__TEXTE DE LECTURE__:
****************

La concurrence appelle la concurrence
Concrètement sur le terrain, les projets se multiplient. Quartier gare, Martin Ngosso vient de mettre en ligne son deuxième Airbnb. Un investissement de 135 000 euros, pour créer un véritable cocon. « Le premier tournait bien, alors on s’est dit, on va faire un appartement encore mieux que le premier pour toucher plus de personnes », raconte-t-il. Passionné d’immobilier, Martin assume une logique entrepreneuriale. Sa recette : anticiper la demande et rester compétitif. « La concurrence fait que les propriétaires mettent plus de valeurs. Ils mettent plus d’argent dans la rénovation, l’ameublement, pour rester compétitifs. La majorité des logements monte en gamme », observe-t-il. Cette montée en standing a un prix : ici, il faut compter 172 euros pour deux nuits. Mais Martin ne compte pas s’arrêter là. Prochaine idée dans les cartons : une « love room », pour séduire une clientèle en quête d’expériences originales.

****************

__DONNÉES DISPONIBLES__:

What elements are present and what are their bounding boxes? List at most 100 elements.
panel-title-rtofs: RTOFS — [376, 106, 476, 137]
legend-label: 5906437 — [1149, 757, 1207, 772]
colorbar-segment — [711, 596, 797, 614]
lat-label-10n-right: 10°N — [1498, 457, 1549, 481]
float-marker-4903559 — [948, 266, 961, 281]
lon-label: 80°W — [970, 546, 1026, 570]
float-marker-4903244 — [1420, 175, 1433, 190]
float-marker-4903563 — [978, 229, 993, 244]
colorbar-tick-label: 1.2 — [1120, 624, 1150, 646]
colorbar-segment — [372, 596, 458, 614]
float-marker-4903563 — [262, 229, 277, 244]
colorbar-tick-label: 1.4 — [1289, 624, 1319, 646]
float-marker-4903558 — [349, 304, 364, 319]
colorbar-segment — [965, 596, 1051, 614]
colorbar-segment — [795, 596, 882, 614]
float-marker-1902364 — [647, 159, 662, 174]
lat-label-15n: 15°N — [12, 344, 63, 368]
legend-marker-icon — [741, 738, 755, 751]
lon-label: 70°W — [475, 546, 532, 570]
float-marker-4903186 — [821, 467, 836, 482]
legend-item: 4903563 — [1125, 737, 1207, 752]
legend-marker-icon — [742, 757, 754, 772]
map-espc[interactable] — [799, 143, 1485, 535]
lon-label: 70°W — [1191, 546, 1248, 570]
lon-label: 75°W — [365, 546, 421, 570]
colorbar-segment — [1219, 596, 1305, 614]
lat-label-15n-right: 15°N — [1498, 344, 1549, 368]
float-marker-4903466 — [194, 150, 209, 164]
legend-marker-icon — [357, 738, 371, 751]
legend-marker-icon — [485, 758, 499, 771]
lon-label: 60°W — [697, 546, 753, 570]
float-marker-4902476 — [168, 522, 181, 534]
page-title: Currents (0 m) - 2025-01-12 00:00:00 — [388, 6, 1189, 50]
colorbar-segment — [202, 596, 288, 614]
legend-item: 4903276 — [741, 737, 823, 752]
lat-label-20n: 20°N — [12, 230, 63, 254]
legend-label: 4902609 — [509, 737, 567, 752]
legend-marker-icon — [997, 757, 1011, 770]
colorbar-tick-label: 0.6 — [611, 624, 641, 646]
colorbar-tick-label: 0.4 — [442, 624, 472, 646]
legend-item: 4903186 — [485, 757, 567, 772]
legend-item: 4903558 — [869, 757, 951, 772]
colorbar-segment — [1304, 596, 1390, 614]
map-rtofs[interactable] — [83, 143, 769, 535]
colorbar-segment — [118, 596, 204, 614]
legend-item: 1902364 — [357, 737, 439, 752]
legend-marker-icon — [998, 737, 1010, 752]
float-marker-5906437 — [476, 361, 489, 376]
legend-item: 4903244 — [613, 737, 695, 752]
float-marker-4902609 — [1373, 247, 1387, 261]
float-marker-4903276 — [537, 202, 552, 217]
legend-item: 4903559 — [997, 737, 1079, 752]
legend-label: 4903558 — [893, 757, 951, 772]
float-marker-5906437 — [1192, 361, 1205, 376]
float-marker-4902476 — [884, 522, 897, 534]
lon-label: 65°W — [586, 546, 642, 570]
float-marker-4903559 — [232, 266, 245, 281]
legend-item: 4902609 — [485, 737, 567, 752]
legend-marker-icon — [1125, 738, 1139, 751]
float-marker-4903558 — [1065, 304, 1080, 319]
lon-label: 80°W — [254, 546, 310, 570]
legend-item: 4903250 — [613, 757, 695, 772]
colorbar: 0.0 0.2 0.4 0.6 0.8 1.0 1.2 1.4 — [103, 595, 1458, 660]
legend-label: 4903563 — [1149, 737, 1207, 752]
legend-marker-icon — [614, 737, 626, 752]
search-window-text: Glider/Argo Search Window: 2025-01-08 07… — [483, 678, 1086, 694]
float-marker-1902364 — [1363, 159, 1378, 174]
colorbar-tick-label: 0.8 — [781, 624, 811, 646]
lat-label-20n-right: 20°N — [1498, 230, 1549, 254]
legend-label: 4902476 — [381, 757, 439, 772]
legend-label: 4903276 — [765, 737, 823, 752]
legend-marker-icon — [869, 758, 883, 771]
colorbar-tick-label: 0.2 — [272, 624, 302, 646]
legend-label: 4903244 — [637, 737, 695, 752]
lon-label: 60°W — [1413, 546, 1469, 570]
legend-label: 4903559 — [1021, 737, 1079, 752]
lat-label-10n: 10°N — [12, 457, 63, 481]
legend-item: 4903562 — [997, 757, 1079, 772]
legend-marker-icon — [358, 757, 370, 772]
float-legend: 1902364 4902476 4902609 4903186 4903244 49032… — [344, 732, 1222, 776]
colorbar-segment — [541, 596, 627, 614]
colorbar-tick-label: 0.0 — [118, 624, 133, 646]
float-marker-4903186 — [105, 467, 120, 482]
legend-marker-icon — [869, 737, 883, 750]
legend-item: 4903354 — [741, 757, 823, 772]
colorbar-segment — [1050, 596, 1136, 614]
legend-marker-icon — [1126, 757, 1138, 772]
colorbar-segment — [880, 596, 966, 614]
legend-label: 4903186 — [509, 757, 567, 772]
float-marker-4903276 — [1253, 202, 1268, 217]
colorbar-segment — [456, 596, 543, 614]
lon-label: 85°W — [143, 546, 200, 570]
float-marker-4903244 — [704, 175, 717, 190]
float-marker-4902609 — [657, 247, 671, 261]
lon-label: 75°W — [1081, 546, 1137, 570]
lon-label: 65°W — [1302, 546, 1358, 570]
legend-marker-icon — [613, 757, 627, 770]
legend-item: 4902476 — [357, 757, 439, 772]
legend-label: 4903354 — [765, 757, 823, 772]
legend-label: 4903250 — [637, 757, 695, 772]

****************

__CONSIGNE__: Prolongez le texte sur la concurrence entre logements Airbnb en reprenant juste après sa dernière phrase.

__CORRIGÉ__:
Des concepts insolites qui fleurissent
Un concept que Jonathan Simon a déjà mis en œuvre, à quelques rues de là. Baptisé Sombres Pensées, il a entièrement réaménagé un ancien local commercial : baignoire balnéo, sauna infrarouge, lit en acajou et ambiance feutrée. Jonathan a mis la main à la poche, 100 000 euros, hors achat du bien. « C’est un investissement qui vaut la peine, mais ça demande beaucoup de travail. La communication avec les clients, l’entretien… trois heures de nettoyage et de désinfection par mon équipe avant l’arrivée du client », détaille-t-il. Un effort payant : certaines semaines, Jonathan enregistre jusqu’à six réservations. « J’ai voulu aussi me démarquer des autres », affirme-t-il. De quoi largement assurer sa rentabilité.
Entre vitalité économique et dérives
Derrière ces initiatives, une tendance de fond : la diversification de l’offre. Airbnb n’est plus seulement une alternative bon marché à l’hôtel, mais une galaxie de propositions, du studio fonctionnel au logement thématique haut de gamme. Un bouleversement qui ne laisse pas les professionnels de l’hôtellerie indifférents. « Le positif, c’est que ça apporte une nouvelle clientèle touristique sur la métropole. Le négatif, c’est l’impact sur l’hôtellerie. Le secteur voit Airbnb comme une concurrence déloyale, puisque les normes sont différentes entre un hôtel et un Airbnb », précise Christophe Thiriet, président de l’Umih 57.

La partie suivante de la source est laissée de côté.